- DIRECTION -
The required output is a single number: how many lines of the material contain the string "near".

- DATA RECORDS -
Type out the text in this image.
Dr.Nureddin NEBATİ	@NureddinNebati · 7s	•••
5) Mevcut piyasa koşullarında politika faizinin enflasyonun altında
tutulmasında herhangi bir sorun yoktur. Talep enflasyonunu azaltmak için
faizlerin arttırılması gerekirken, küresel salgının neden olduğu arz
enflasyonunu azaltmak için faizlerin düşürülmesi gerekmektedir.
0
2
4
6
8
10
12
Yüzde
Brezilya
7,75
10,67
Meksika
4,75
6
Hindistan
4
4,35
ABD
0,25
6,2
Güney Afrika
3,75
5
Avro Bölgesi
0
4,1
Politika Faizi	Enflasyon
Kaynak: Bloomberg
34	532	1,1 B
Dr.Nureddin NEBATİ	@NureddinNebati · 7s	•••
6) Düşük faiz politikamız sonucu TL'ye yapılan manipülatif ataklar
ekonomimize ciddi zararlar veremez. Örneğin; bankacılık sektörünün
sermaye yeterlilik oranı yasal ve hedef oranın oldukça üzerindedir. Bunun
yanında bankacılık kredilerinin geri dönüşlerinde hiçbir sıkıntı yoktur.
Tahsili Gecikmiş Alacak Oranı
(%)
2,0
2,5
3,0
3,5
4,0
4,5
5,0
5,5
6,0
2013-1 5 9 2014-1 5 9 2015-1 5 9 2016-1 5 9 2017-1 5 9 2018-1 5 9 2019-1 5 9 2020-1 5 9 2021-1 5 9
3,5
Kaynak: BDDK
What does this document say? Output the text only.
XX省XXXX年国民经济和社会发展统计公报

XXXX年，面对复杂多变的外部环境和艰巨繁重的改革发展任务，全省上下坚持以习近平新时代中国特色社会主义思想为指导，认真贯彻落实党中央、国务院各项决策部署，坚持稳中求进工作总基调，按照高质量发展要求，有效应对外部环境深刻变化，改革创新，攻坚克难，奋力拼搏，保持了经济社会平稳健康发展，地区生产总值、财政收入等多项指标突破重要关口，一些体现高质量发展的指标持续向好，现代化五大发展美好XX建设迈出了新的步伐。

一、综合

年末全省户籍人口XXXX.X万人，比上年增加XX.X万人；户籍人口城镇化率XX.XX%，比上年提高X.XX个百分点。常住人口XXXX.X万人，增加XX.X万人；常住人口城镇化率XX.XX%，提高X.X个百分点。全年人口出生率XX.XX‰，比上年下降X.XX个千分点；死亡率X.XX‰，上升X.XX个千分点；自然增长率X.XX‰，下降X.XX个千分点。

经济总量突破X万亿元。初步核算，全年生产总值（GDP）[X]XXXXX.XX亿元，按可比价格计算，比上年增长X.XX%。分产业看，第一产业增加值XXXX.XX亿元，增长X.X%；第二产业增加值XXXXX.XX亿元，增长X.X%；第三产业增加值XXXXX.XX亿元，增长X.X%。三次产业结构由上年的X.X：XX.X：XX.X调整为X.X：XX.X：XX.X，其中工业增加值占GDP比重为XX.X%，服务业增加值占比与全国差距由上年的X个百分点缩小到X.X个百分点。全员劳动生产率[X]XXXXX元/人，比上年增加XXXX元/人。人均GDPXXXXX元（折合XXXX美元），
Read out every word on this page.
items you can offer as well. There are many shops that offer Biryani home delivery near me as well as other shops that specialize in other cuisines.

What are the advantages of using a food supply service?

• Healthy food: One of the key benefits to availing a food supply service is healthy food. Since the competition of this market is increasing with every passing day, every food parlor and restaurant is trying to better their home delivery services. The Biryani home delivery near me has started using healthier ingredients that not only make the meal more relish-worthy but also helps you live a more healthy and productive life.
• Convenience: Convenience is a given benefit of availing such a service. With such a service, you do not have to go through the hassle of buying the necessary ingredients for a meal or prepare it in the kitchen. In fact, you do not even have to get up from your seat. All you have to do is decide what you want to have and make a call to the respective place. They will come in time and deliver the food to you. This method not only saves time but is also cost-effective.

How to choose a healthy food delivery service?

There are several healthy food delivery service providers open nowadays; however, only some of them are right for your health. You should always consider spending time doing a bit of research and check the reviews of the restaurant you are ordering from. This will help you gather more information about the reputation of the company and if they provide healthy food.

- RESULT -
2